** START Input rows **

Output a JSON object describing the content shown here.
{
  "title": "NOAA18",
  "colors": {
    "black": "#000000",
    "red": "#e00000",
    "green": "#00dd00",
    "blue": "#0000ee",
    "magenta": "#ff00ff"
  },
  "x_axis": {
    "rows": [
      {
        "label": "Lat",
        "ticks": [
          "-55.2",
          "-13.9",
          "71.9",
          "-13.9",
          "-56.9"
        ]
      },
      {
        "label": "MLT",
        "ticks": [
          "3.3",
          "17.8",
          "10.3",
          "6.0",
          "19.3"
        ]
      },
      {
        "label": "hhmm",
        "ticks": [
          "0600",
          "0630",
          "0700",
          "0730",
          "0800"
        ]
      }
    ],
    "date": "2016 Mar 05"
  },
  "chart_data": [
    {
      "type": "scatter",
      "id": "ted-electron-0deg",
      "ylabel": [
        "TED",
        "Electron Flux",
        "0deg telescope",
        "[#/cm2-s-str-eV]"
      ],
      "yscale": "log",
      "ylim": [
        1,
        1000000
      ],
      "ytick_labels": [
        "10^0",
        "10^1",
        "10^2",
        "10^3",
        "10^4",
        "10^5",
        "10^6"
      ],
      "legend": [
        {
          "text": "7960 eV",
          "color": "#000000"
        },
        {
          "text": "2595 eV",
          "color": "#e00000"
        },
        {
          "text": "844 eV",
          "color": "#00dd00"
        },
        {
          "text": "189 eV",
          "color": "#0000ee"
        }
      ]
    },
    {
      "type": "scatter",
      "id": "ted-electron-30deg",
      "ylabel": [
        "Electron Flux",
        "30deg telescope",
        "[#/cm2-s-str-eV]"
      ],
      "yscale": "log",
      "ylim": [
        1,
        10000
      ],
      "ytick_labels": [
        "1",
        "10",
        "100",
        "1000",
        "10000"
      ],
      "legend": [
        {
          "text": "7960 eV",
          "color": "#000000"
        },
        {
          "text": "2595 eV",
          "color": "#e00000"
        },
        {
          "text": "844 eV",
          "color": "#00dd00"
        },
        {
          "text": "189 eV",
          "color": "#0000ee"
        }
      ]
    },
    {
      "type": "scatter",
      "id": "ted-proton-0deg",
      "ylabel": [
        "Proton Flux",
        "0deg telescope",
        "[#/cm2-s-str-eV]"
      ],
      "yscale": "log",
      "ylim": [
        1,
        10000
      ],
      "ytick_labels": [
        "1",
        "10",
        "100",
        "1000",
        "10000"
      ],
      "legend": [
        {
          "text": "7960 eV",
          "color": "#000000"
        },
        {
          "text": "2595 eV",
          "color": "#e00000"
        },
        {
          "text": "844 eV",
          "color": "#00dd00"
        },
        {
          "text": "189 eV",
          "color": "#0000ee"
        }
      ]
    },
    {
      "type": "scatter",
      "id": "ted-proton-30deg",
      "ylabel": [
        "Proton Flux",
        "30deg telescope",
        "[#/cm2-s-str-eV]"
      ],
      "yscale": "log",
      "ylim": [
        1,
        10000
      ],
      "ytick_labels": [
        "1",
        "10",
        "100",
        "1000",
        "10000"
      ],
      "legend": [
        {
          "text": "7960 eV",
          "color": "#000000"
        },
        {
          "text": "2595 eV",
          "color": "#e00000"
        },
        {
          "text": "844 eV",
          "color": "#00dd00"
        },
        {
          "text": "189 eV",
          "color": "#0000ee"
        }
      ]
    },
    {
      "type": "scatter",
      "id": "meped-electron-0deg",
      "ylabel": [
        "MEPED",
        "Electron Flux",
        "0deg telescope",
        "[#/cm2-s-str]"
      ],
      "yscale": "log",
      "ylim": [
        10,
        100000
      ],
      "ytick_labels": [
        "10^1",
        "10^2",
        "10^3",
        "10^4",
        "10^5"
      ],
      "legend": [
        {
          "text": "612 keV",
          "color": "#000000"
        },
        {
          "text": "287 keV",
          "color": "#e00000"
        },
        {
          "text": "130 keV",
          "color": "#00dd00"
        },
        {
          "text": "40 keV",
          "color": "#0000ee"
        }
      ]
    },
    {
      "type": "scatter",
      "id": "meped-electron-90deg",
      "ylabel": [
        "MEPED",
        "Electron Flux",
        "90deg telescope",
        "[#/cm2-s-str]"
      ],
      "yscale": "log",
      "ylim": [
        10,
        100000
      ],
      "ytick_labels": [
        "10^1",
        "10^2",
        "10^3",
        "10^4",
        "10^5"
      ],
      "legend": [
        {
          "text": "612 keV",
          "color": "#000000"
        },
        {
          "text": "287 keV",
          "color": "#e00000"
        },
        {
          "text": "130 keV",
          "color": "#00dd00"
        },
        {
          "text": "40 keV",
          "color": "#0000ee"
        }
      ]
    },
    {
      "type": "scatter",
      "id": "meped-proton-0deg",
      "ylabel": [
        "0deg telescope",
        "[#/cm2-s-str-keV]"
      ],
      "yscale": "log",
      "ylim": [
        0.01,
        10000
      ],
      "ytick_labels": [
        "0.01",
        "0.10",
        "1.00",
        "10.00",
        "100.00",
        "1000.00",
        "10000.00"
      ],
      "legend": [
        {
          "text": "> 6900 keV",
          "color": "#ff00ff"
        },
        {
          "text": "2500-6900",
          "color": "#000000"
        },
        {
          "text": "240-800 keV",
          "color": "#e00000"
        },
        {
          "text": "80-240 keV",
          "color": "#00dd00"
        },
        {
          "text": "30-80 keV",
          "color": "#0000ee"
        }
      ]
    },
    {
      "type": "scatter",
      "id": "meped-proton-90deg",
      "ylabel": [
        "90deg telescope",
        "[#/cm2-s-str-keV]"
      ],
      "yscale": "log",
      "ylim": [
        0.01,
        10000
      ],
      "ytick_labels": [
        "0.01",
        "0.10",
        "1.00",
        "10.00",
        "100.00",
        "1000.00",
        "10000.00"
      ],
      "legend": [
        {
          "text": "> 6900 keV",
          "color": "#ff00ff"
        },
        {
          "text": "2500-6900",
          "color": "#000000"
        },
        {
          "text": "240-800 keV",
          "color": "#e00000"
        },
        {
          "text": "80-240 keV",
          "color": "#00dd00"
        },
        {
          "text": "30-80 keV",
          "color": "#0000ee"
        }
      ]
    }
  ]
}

** END Input rows **

- **Directions**
Each line above is to be repeated exactly.

- **The response**
Output a JSON object describing the content shown here.
{
  "title": "NOAA18",
  "colors": {
    "black": "#000000",
    "red": "#e00000",
    "green": "#00dd00",
    "blue": "#0000ee",
    "magenta": "#ff00ff"
  },
  "x_axis": {
    "rows": [
      {
        "label": "Lat",
        "ticks": [
          "-55.2",
          "-13.9",
          "71.9",
          "-13.9",
          "-56.9"
        ]
      },
      {
        "label": "MLT",
        "ticks": [
          "3.3",
          "17.8",
          "10.3",
          "6.0",
          "19.3"
        ]
      },
      {
        "label": "hhmm",
        "ticks": [
          "0600",
          "0630",
          "0700",
          "0730",
          "0800"
        ]
      }
    ],
    "date": "2016 Mar 05"
  },
  "chart_data": [
    {
      "type": "scatter",
      "id": "ted-electron-0deg",
      "ylabel": [
        "TED",
        "Electron Flux",
        "0deg telescope",
        "[#/cm2-s-str-eV]"
      ],
      "yscale": "log",
      "ylim": [
        1,
        1000000
      ],
      "ytick_labels": [
        "10^0",
        "10^1",
        "10^2",
        "10^3",
        "10^4",
        "10^5",
        "10^6"
      ],
      "legend": [
        {
          "text": "7960 eV",
          "color": "#000000"
        },
        {
          "text": "2595 eV",
          "color": "#e00000"
        },
        {
          "text": "844 eV",
          "color": "#00dd00"
        },
        {
          "text": "189 eV",
          "color": "#0000ee"
        }
      ]
    },
    {
      "type": "scatter",
      "id": "ted-electron-30deg",
      "ylabel": [
        "Electron Flux",
        "30deg telescope",
        "[#/cm2-s-str-eV]"
      ],
      "yscale": "log",
      "ylim": [
        1,
        10000
      ],
      "ytick_labels": [
        "1",
        "10",
        "100",
        "1000",
        "10000"
      ],
      "legend": [
        {
          "text": "7960 eV",
          "color": "#000000"
        },
        {
          "text": "2595 eV",
          "color": "#e00000"
        },
        {
          "text": "844 eV",
          "color": "#00dd00"
        },
        {
          "text": "189 eV",
          "color": "#0000ee"
        }
      ]
    },
    {
      "type": "scatter",
      "id": "ted-proton-0deg",
      "ylabel": [
        "Proton Flux",
        "0deg telescope",
        "[#/cm2-s-str-eV]"
      ],
      "yscale": "log",
      "ylim": [
        1,
        10000
      ],
      "ytick_labels": [
        "1",
        "10",
        "100",
        "1000",
        "10000"
      ],
      "legend": [
        {
          "text": "7960 eV",
          "color": "#000000"
        },
        {
          "text": "2595 eV",
          "color": "#e00000"
        },
        {
          "text": "844 eV",
          "color": "#00dd00"
        },
        {
          "text": "189 eV",
          "color": "#0000ee"
        }
      ]
    },
    {
      "type": "scatter",
      "id": "ted-proton-30deg",
      "ylabel": [
        "Proton Flux",
        "30deg telescope",
        "[#/cm2-s-str-eV]"
      ],
      "yscale": "log",
      "ylim": [
        1,
        10000
      ],
      "ytick_labels": [
        "1",
        "10",
        "100",
        "1000",
        "10000"
      ],
      "legend": [
        {
          "text": "7960 eV",
          "color": "#000000"
        },
        {
          "text": "2595 eV",
          "color": "#e00000"
        },
        {
          "text": "844 eV",
          "color": "#00dd00"
        },
        {
          "text": "189 eV",
          "color": "#0000ee"
        }
      ]
    },
    {
      "type": "scatter",
      "id": "meped-electron-0deg",
      "ylabel": [
        "MEPED",
        "Electron Flux",
        "0deg telescope",
        "[#/cm2-s-str]"
      ],
      "yscale": "log",
      "ylim": [
        10,
        100000
      ],
      "ytick_labels": [
        "10^1",
        "10^2",
        "10^3",
        "10^4",
        "10^5"
      ],
      "legend": [
        {
          "text": "612 keV",
          "color": "#000000"
        },
        {
          "text": "287 keV",
          "color": "#e00000"
        },
        {
          "text": "130 keV",
          "color": "#00dd00"
        },
        {
          "text": "40 keV",
          "color": "#0000ee"
        }
      ]
    },
    {
      "type": "scatter",
      "id": "meped-electron-90deg",
      "ylabel": [
        "MEPED",
        "Electron Flux",
        "90deg telescope",
        "[#/cm2-s-str]"
      ],
      "yscale": "log",
      "ylim": [
        10,
        100000
      ],
      "ytick_labels": [
        "10^1",
        "10^2",
        "10^3",
        "10^4",
        "10^5"
      ],
      "legend": [
        {
          "text": "612 keV",
          "color": "#000000"
        },
        {
          "text": "287 keV",
          "color": "#e00000"
        },
        {
          "text": "130 keV",
          "color": "#00dd00"
        },
        {
          "text": "40 keV",
          "color": "#0000ee"
        }
      ]
    },
    {
      "type": "scatter",
      "id": "meped-proton-0deg",
      "ylabel": [
        "0deg telescope",
        "[#/cm2-s-str-keV]"
      ],
      "yscale": "log",
      "ylim": [
        0.01,
        10000
      ],
      "ytick_labels": [
        "0.01",
        "0.10",
        "1.00",
        "10.00",
        "100.00",
        "1000.00",
        "10000.00"
      ],
      "legend": [
        {
          "text": "> 6900 keV",
          "color": "#ff00ff"
        },
        {
          "text": "2500-6900",
          "color": "#000000"
        },
        {
          "text": "240-800 keV",
          "color": "#e00000"
        },
        {
          "text": "80-240 keV",
          "color": "#00dd00"
        },
        {
          "text": "30-80 keV",
          "color": "#0000ee"
        }
      ]
    },
    {
      "type": "scatter",
      "id": "meped-proton-90deg",
      "ylabel": [
        "90deg telescope",
        "[#/cm2-s-str-keV]"
      ],
      "yscale": "log",
      "ylim": [
        0.01,
        10000
      ],
      "ytick_labels": [
        "0.01",
        "0.10",
        "1.00",
        "10.00",
        "100.00",
        "1000.00",
        "10000.00"
      ],
      "legend": [
        {
          "text": "> 6900 keV",
          "color": "#ff00ff"
        },
        {
          "text": "2500-6900",
          "color": "#000000"
        },
        {
          "text": "240-800 keV",
          "color": "#e00000"
        },
        {
          "text": "80-240 keV",
          "color": "#00dd00"
        },
        {
          "text": "30-80 keV",
          "color": "#0000ee"
        }
      ]
    }
  ]
}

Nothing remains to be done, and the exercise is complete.